##### RECORDS SHOWN #####

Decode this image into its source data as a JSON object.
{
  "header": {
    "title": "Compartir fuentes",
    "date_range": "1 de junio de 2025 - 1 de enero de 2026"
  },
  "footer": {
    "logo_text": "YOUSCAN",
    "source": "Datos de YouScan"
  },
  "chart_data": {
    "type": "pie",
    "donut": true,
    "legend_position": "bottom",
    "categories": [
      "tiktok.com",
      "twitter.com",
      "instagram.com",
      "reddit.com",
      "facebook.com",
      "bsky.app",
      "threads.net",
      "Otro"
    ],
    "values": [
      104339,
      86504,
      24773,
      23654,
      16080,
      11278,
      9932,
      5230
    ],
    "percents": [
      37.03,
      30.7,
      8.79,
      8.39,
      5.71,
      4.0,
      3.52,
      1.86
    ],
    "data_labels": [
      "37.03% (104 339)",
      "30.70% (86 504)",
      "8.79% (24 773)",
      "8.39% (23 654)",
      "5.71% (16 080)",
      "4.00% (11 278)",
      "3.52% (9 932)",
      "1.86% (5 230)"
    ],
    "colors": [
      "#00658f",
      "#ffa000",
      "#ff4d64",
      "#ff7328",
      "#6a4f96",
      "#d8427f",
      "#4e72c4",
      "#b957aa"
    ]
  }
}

#####
##### RECORDS SHOWN #####

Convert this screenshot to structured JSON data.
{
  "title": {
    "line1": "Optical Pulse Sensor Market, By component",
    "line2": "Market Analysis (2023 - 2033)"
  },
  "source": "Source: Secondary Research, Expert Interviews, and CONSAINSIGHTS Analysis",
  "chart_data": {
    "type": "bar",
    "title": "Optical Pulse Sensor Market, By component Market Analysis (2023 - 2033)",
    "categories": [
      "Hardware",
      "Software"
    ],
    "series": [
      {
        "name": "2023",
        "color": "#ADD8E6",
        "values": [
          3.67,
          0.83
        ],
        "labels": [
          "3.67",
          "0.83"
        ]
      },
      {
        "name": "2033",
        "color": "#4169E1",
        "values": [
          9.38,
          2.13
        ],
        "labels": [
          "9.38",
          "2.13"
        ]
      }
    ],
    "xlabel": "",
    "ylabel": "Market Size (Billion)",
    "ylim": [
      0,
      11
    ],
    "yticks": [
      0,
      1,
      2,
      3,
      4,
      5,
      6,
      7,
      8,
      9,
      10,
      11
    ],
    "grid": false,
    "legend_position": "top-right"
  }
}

#####
##### RECORDS SHOWN #####

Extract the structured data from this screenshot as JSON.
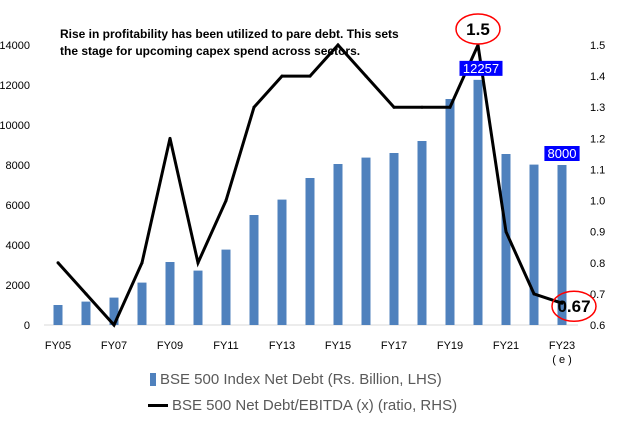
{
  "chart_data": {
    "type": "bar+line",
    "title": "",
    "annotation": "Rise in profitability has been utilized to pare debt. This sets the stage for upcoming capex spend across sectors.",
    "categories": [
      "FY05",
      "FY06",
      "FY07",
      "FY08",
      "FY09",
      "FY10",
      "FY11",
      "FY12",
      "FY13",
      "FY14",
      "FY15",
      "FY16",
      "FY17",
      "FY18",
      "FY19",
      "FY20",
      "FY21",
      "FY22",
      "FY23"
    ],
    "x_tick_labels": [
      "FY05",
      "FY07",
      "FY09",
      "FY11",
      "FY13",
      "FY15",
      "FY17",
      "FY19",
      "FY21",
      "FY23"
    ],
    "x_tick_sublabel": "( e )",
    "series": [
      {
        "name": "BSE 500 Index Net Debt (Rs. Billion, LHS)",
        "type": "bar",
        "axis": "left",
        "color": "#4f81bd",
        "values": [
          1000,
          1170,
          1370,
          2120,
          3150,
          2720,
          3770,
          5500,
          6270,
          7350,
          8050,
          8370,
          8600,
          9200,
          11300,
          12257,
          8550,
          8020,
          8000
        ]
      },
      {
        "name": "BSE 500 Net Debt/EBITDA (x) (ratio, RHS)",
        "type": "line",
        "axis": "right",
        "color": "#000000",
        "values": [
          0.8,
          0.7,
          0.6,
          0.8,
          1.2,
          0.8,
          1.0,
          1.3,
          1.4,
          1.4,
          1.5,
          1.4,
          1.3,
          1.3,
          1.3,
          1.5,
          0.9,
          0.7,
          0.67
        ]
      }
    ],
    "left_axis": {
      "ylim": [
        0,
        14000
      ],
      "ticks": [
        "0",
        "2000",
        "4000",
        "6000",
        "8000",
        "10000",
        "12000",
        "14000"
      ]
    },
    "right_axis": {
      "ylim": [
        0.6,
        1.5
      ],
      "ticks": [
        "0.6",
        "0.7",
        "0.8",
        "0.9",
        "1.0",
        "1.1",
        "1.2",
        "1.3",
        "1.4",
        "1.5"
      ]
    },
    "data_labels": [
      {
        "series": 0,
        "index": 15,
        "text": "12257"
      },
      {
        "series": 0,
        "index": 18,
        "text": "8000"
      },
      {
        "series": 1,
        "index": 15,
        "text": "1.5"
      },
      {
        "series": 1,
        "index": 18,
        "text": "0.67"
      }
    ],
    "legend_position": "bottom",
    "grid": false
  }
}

#####

THE PROBLEM: Look through the lines above and collect those with the word "structured".

FULL RESPONSE:
Convert this screenshot to structured JSON data.
Extract the structured data from this screenshot as JSON.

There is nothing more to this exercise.